**MATERIAL PROVIDED:**
-- START --
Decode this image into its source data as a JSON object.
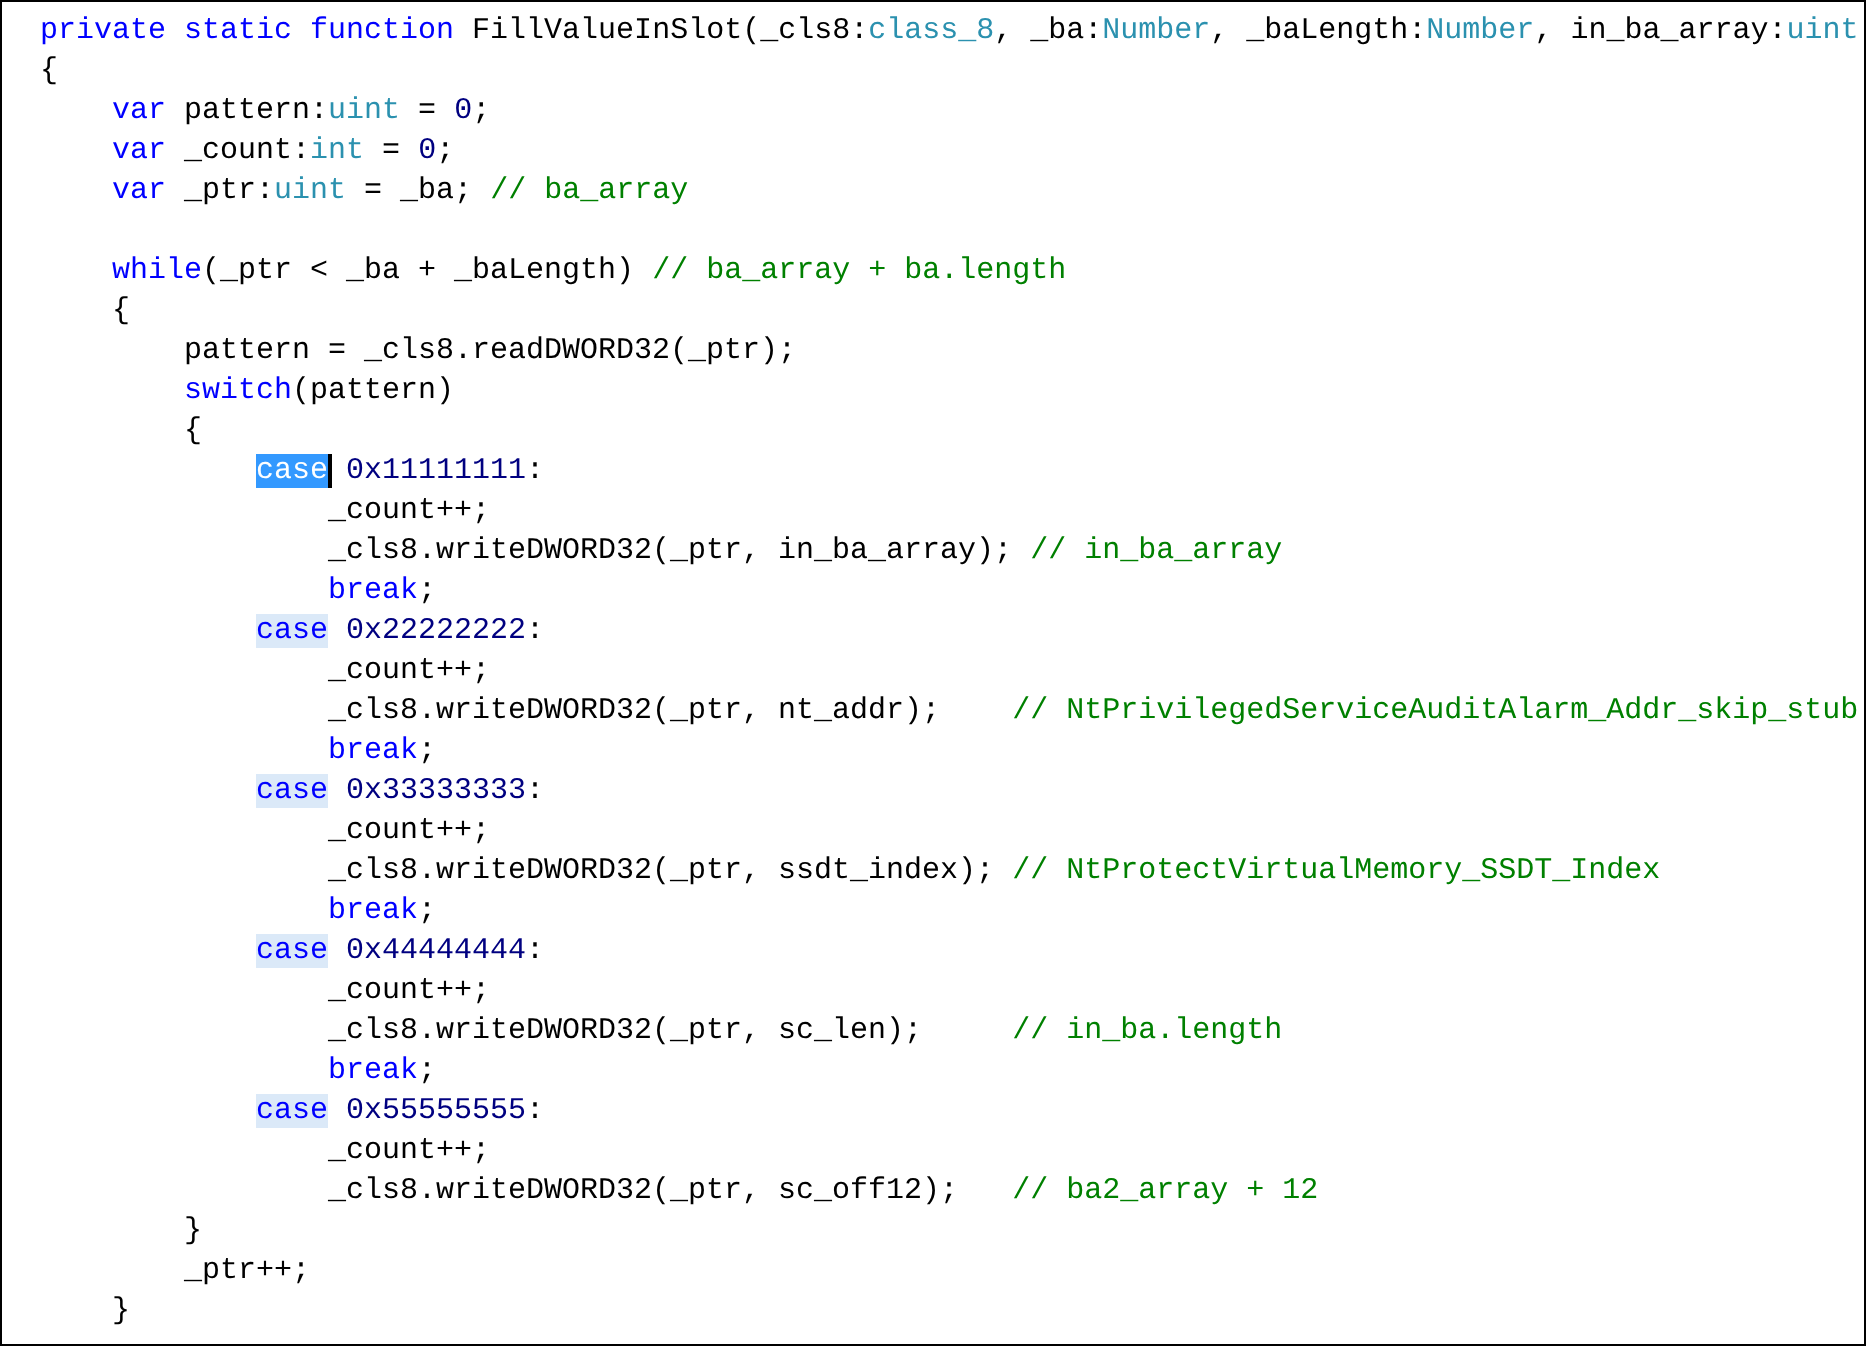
{
  "editor": {
    "lines": [
      {
        "kind": "code",
        "tokens": [
          {
            "kind": "keyword",
            "text": "private"
          },
          {
            "kind": "keyword",
            "text": " static"
          },
          {
            "kind": "keyword",
            "text": " function"
          },
          {
            "kind": "plain",
            "text": " FillValueInSlot(_cls8:"
          },
          {
            "kind": "type",
            "text": "class_8"
          },
          {
            "kind": "plain",
            "text": ", _ba:"
          },
          {
            "kind": "type",
            "text": "Number"
          },
          {
            "kind": "plain",
            "text": ", _baLength:"
          },
          {
            "kind": "type",
            "text": "Number"
          },
          {
            "kind": "plain",
            "text": ", in_ba_array:"
          },
          {
            "kind": "type",
            "text": "uint"
          }
        ]
      },
      {
        "kind": "code",
        "tokens": [
          {
            "kind": "plain",
            "text": "{"
          }
        ],
        "children": [
          {
            "kind": "code",
            "tokens": [
              {
                "kind": "keyword",
                "text": "var"
              },
              {
                "kind": "plain",
                "text": " pattern:"
              },
              {
                "kind": "type",
                "text": "uint"
              },
              {
                "kind": "plain",
                "text": " ="
              },
              {
                "kind": "number",
                "text": " 0"
              },
              {
                "kind": "plain",
                "text": ";"
              }
            ]
          },
          {
            "kind": "code",
            "tokens": [
              {
                "kind": "keyword",
                "text": "var"
              },
              {
                "kind": "plain",
                "text": " _count:"
              },
              {
                "kind": "type",
                "text": "int"
              },
              {
                "kind": "plain",
                "text": " ="
              },
              {
                "kind": "number",
                "text": " 0"
              },
              {
                "kind": "plain",
                "text": ";"
              }
            ]
          },
          {
            "kind": "code",
            "tokens": [
              {
                "kind": "keyword",
                "text": "var"
              },
              {
                "kind": "plain",
                "text": " _ptr:"
              },
              {
                "kind": "type",
                "text": "uint"
              },
              {
                "kind": "plain",
                "text": " = _ba;"
              },
              {
                "kind": "comment",
                "text": " // ba_array"
              }
            ]
          },
          {
            "kind": "blank"
          },
          {
            "kind": "code",
            "tokens": [
              {
                "kind": "keyword",
                "text": "while"
              },
              {
                "kind": "plain",
                "text": "(_ptr < _ba + _baLength)"
              },
              {
                "kind": "comment",
                "text": " // ba_array + ba.length"
              }
            ]
          },
          {
            "kind": "code",
            "tokens": [
              {
                "kind": "plain",
                "text": "{"
              }
            ],
            "children": [
              {
                "kind": "code",
                "tokens": [
                  {
                    "kind": "plain",
                    "text": "pattern = _cls8.readDWORD32(_ptr);"
                  }
                ]
              },
              {
                "kind": "code",
                "tokens": [
                  {
                    "kind": "keyword",
                    "text": "switch"
                  },
                  {
                    "kind": "plain",
                    "text": "(pattern)"
                  }
                ]
              },
              {
                "kind": "code",
                "tokens": [
                  {
                    "kind": "plain",
                    "text": "{"
                  }
                ],
                "children": [
                  {
                    "kind": "code",
                    "tokens": [
                      {
                        "kind": "keyword",
                        "text": "case",
                        "selected": true
                      },
                      {
                        "kind": "number",
                        "text": " 0x11111111"
                      },
                      {
                        "kind": "plain",
                        "text": ":"
                      }
                    ],
                    "children": [
                      {
                        "kind": "code",
                        "tokens": [
                          {
                            "kind": "plain",
                            "text": "_count++;"
                          }
                        ]
                      },
                      {
                        "kind": "code",
                        "tokens": [
                          {
                            "kind": "plain",
                            "text": "_cls8.writeDWORD32(_ptr, in_ba_array);"
                          },
                          {
                            "kind": "comment",
                            "text": " // in_ba_array"
                          }
                        ]
                      },
                      {
                        "kind": "code",
                        "tokens": [
                          {
                            "kind": "keyword",
                            "text": "break"
                          },
                          {
                            "kind": "plain",
                            "text": ";"
                          }
                        ]
                      }
                    ]
                  },
                  {
                    "kind": "code",
                    "tokens": [
                      {
                        "kind": "keyword",
                        "text": "case",
                        "selected": false
                      },
                      {
                        "kind": "number",
                        "text": " 0x22222222"
                      },
                      {
                        "kind": "plain",
                        "text": ":"
                      }
                    ],
                    "children": [
                      {
                        "kind": "code",
                        "tokens": [
                          {
                            "kind": "plain",
                            "text": "_count++;"
                          }
                        ]
                      },
                      {
                        "kind": "code",
                        "tokens": [
                          {
                            "kind": "plain",
                            "text": "_cls8.writeDWORD32(_ptr, nt_addr);"
                          },
                          {
                            "kind": "comment",
                            "text": "    // NtPrivilegedServiceAuditAlarm_Addr_skip_stub"
                          }
                        ]
                      },
                      {
                        "kind": "code",
                        "tokens": [
                          {
                            "kind": "keyword",
                            "text": "break"
                          },
                          {
                            "kind": "plain",
                            "text": ";"
                          }
                        ]
                      }
                    ]
                  },
                  {
                    "kind": "code",
                    "tokens": [
                      {
                        "kind": "keyword",
                        "text": "case",
                        "selected": false
                      },
                      {
                        "kind": "number",
                        "text": " 0x33333333"
                      },
                      {
                        "kind": "plain",
                        "text": ":"
                      }
                    ],
                    "children": [
                      {
                        "kind": "code",
                        "tokens": [
                          {
                            "kind": "plain",
                            "text": "_count++;"
                          }
                        ]
                      },
                      {
                        "kind": "code",
                        "tokens": [
                          {
                            "kind": "plain",
                            "text": "_cls8.writeDWORD32(_ptr, ssdt_index);"
                          },
                          {
                            "kind": "comment",
                            "text": " // NtProtectVirtualMemory_SSDT_Index"
                          }
                        ]
                      },
                      {
                        "kind": "code",
                        "tokens": [
                          {
                            "kind": "keyword",
                            "text": "break"
                          },
                          {
                            "kind": "plain",
                            "text": ";"
                          }
                        ]
                      }
                    ]
                  },
                  {
                    "kind": "code",
                    "tokens": [
                      {
                        "kind": "keyword",
                        "text": "case",
                        "selected": false
                      },
                      {
                        "kind": "number",
                        "text": " 0x44444444"
                      },
                      {
                        "kind": "plain",
                        "text": ":"
                      }
                    ],
                    "children": [
                      {
                        "kind": "code",
                        "tokens": [
                          {
                            "kind": "plain",
                            "text": "_count++;"
                          }
                        ]
                      },
                      {
                        "kind": "code",
                        "tokens": [
                          {
                            "kind": "plain",
                            "text": "_cls8.writeDWORD32(_ptr, sc_len);"
                          },
                          {
                            "kind": "comment",
                            "text": "     // in_ba.length"
                          }
                        ]
                      },
                      {
                        "kind": "code",
                        "tokens": [
                          {
                            "kind": "keyword",
                            "text": "break"
                          },
                          {
                            "kind": "plain",
                            "text": ";"
                          }
                        ]
                      }
                    ]
                  },
                  {
                    "kind": "code",
                    "tokens": [
                      {
                        "kind": "keyword",
                        "text": "case",
                        "selected": false
                      },
                      {
                        "kind": "number",
                        "text": " 0x55555555"
                      },
                      {
                        "kind": "plain",
                        "text": ":"
                      }
                    ],
                    "children": [
                      {
                        "kind": "code",
                        "tokens": [
                          {
                            "kind": "plain",
                            "text": "_count++;"
                          }
                        ]
                      },
                      {
                        "kind": "code",
                        "tokens": [
                          {
                            "kind": "plain",
                            "text": "_cls8.writeDWORD32(_ptr, sc_off12);"
                          },
                          {
                            "kind": "comment",
                            "text": "   // ba2_array + 12"
                          }
                        ]
                      }
                    ]
                  }
                ]
              },
              {
                "kind": "code",
                "tokens": [
                  {
                    "kind": "plain",
                    "text": "}"
                  }
                ]
              },
              {
                "kind": "code",
                "tokens": [
                  {
                    "kind": "plain",
                    "text": "_ptr++;"
                  }
                ]
              }
            ]
          },
          {
            "kind": "code",
            "tokens": [
              {
                "kind": "plain",
                "text": "}"
              }
            ]
          }
        ]
      }
    ]
  }
}
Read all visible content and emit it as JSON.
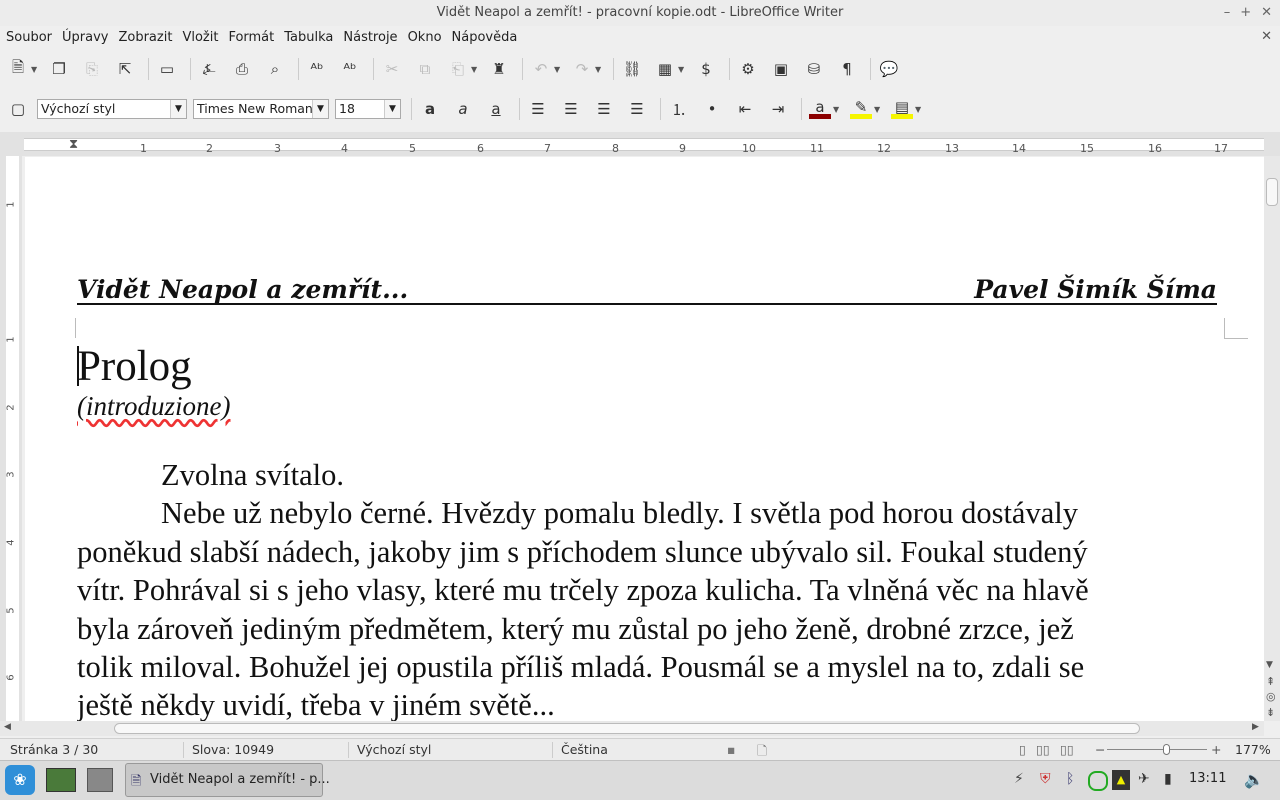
{
  "window": {
    "title": "Vidět Neapol a zemřít! - pracovní kopie.odt - LibreOffice Writer",
    "controls": [
      "–",
      "+",
      "✕"
    ]
  },
  "menu": [
    "Soubor",
    "Úpravy",
    "Zobrazit",
    "Vložit",
    "Formát",
    "Tabulka",
    "Nástroje",
    "Okno",
    "Nápověda"
  ],
  "formatting": {
    "paragraph_style": "Výchozí styl",
    "font_name": "Times New Roman",
    "font_size": "18",
    "font_color": "#8b0000",
    "highlight_color": "#f5f500"
  },
  "ruler": {
    "numbers": [
      "1",
      "2",
      "3",
      "4",
      "5",
      "6",
      "7",
      "8",
      "9",
      "10",
      "11",
      "12",
      "13",
      "14",
      "15",
      "16",
      "17"
    ],
    "vertical_numbers": [
      "1",
      "1",
      "2",
      "3",
      "4",
      "5",
      "6"
    ]
  },
  "document": {
    "header_left": "Vidět Neapol a zemřít...",
    "header_right": "Pavel Šimík Šíma",
    "heading": "Prolog",
    "subheading": "(introduzione)",
    "lines": [
      "Zvolna svítalo.",
      "Nebe už nebylo černé. Hvězdy pomalu bledly. I světla pod horou dostávaly",
      "poněkud slabší nádech, jakoby jim s příchodem slunce ubývalo sil. Foukal studený",
      "vítr. Pohrával si s jeho vlasy, které mu trčely zpoza kulicha. Ta vlněná věc na hlavě",
      "byla zároveň jediným předmětem, který mu zůstal po jeho ženě, drobné zrzce, jež",
      "tolik miloval. Bohužel jej opustila příliš mladá. Pousmál se a myslel na to, zdali se",
      "ještě někdy uvidí, třeba v jiném světě..."
    ]
  },
  "status": {
    "page": "Stránka 3 / 30",
    "words": "Slova: 10949",
    "style": "Výchozí styl",
    "language": "Čeština",
    "zoom_percent": "177%",
    "zoom_level": 0.6
  },
  "taskbar": {
    "active_window": "Vidět Neapol a zemřít! - p...",
    "clock": "13:11"
  }
}
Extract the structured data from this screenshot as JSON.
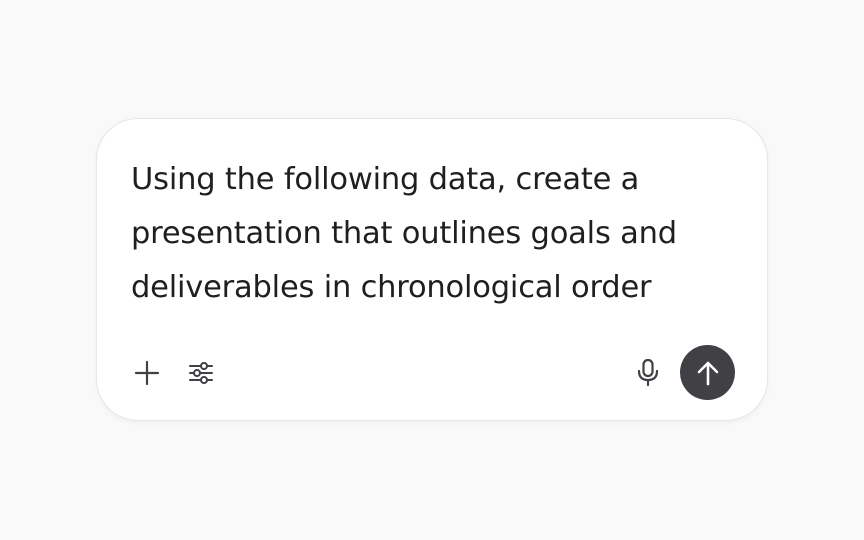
-- END --
**TASK STATEMENT:** Find the word "this" in the entries above and gather every line that holds it.

**ANSWER TO THE EXERCISE:**
Decode this image into its source data as a JSON object.
Extract the structured data from this screenshot as JSON.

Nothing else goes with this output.